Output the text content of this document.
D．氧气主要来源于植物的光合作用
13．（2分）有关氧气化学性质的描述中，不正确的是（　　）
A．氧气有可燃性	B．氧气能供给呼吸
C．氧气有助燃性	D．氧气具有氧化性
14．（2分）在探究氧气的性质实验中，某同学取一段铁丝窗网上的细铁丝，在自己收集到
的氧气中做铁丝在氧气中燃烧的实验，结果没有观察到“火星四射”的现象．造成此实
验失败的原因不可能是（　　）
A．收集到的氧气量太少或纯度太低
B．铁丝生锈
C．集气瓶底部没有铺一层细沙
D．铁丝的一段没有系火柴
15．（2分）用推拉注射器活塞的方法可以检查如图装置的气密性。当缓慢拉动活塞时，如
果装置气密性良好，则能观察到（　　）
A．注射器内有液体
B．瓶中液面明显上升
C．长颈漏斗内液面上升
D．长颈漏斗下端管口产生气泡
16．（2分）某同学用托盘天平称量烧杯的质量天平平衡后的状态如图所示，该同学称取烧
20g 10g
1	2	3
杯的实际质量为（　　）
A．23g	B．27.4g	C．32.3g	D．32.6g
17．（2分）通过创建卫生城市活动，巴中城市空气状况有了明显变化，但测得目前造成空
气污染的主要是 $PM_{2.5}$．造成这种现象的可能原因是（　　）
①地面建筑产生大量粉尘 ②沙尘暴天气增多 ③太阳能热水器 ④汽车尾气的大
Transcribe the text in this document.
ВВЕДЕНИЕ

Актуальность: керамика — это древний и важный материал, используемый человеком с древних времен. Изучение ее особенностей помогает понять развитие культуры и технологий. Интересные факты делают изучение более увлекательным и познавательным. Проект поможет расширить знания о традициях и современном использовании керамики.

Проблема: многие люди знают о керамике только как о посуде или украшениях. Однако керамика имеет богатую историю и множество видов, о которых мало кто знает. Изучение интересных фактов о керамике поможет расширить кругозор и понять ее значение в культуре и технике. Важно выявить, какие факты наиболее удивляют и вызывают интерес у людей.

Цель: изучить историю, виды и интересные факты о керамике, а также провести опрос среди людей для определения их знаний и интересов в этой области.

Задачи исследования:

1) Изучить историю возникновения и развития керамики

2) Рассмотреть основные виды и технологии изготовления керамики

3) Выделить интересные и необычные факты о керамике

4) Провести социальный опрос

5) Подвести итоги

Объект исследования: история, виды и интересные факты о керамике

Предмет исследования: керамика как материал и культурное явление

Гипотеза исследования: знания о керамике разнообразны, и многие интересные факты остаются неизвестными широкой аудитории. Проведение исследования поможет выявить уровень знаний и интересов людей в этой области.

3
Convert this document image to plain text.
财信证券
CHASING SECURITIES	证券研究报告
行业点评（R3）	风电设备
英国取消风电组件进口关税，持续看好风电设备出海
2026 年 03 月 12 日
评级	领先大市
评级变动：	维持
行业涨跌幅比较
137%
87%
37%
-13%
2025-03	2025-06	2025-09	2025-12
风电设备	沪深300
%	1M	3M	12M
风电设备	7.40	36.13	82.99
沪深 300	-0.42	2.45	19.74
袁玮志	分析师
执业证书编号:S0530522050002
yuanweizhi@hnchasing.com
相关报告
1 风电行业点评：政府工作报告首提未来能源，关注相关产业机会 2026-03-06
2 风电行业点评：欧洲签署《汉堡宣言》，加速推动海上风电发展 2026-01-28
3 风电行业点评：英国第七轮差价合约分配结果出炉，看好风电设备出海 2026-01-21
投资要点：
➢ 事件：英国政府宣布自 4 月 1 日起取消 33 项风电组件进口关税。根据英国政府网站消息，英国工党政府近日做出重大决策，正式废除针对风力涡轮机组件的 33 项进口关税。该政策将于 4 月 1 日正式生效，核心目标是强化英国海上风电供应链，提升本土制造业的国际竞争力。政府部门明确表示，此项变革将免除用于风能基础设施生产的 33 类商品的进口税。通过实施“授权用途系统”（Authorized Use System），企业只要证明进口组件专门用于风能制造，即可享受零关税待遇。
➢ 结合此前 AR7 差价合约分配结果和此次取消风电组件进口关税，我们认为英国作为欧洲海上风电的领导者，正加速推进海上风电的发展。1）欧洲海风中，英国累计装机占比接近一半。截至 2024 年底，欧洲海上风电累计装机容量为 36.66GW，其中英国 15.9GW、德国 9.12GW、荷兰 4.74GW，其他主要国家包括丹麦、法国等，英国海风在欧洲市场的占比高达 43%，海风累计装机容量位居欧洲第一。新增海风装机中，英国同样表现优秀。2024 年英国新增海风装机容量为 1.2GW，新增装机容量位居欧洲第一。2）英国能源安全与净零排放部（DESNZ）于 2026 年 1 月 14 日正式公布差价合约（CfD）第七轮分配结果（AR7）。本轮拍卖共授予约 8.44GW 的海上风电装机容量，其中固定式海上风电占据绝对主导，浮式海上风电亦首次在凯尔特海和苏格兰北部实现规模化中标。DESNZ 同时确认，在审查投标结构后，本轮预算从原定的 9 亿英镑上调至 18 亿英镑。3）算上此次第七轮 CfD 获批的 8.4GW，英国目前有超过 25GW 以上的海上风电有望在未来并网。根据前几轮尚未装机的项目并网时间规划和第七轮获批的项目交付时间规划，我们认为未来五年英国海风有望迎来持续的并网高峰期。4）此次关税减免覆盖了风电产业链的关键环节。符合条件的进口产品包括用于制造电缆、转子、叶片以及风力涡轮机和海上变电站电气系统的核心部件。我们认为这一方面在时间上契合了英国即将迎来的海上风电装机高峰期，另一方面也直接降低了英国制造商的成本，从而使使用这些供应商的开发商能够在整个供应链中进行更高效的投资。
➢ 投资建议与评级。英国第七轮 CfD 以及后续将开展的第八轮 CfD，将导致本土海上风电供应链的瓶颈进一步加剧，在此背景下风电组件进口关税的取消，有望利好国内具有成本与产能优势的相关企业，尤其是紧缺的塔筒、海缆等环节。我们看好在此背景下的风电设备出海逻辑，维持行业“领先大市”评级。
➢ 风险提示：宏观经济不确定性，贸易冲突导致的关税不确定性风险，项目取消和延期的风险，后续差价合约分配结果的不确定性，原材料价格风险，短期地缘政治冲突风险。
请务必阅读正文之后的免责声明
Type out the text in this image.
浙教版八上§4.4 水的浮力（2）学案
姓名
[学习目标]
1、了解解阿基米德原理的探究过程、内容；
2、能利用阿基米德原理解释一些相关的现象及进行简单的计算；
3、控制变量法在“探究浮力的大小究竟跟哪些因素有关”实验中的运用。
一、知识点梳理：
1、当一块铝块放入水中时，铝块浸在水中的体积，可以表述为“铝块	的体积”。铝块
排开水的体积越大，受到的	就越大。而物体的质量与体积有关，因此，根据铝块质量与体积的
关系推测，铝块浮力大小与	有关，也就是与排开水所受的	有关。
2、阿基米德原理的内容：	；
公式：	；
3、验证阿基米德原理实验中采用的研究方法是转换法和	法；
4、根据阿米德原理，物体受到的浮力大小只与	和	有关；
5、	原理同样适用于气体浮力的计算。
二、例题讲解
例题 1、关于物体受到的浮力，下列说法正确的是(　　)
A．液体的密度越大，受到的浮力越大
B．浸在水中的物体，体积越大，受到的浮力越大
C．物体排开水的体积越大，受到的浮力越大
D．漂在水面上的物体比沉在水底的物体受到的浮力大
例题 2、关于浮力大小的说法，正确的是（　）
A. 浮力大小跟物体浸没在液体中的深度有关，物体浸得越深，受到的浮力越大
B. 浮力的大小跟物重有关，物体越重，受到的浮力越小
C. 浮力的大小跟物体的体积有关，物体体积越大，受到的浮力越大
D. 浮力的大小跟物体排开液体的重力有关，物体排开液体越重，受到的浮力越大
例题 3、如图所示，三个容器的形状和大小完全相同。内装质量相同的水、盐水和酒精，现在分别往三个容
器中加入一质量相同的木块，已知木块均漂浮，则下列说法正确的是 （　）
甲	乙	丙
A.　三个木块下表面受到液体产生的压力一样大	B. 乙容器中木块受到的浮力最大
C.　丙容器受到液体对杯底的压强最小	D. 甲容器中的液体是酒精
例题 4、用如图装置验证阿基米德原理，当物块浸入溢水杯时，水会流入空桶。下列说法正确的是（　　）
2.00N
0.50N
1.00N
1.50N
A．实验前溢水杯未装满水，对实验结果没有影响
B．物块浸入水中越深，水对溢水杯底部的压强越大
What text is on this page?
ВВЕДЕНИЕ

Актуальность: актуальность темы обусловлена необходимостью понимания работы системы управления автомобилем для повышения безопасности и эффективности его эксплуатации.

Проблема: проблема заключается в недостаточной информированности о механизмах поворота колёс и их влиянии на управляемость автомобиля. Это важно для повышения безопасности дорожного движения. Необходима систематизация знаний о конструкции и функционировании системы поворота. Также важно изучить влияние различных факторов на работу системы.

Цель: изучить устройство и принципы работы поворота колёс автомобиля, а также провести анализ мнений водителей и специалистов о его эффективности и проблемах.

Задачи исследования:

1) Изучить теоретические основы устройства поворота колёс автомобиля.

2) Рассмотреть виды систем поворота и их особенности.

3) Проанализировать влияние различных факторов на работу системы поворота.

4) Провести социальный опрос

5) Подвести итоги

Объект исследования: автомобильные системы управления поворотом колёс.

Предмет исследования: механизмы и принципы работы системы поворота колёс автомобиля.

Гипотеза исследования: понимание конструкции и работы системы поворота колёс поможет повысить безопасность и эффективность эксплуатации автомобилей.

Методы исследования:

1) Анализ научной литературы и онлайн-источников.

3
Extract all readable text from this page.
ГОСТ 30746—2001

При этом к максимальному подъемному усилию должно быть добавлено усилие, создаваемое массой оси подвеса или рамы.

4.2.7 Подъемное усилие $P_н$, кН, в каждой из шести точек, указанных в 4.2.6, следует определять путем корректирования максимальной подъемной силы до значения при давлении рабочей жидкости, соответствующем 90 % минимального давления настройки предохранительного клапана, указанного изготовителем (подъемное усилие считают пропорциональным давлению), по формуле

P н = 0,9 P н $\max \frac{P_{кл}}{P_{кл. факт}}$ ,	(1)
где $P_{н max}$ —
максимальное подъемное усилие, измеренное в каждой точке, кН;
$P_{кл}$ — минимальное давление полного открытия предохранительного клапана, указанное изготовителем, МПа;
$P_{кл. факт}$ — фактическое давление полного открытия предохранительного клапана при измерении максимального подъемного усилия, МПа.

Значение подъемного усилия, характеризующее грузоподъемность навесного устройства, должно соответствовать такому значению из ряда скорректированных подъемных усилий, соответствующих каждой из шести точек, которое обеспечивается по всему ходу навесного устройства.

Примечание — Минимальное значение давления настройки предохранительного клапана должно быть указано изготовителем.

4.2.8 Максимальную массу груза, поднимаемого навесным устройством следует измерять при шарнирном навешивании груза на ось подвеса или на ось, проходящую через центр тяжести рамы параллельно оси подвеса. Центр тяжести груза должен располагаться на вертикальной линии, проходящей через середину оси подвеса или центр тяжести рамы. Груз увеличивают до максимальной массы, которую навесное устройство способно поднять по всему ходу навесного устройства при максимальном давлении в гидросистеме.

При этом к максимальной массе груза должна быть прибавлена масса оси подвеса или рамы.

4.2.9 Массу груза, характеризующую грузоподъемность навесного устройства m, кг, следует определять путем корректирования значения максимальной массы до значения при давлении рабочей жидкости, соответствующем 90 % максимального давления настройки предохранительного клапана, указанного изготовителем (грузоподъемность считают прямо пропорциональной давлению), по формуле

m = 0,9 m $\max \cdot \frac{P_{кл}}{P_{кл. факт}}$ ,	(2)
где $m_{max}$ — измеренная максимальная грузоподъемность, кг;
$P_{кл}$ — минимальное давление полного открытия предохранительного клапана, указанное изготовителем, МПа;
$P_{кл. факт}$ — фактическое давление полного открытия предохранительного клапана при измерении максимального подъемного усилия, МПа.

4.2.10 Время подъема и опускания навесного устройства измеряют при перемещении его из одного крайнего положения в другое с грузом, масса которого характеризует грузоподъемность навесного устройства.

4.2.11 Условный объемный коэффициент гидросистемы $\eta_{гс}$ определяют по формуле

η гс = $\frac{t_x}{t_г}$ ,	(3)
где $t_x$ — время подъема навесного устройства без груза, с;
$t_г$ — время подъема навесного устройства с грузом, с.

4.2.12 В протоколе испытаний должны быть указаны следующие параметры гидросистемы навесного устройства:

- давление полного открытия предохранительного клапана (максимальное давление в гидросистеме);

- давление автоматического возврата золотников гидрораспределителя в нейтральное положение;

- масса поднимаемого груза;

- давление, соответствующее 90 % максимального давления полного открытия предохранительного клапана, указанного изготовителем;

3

○ ○ ○

▶ [Given instruction] Across the material above, how many lines include the string "受到的浮力越大"? Only the number is wanted.

▶ [Worked answer] 6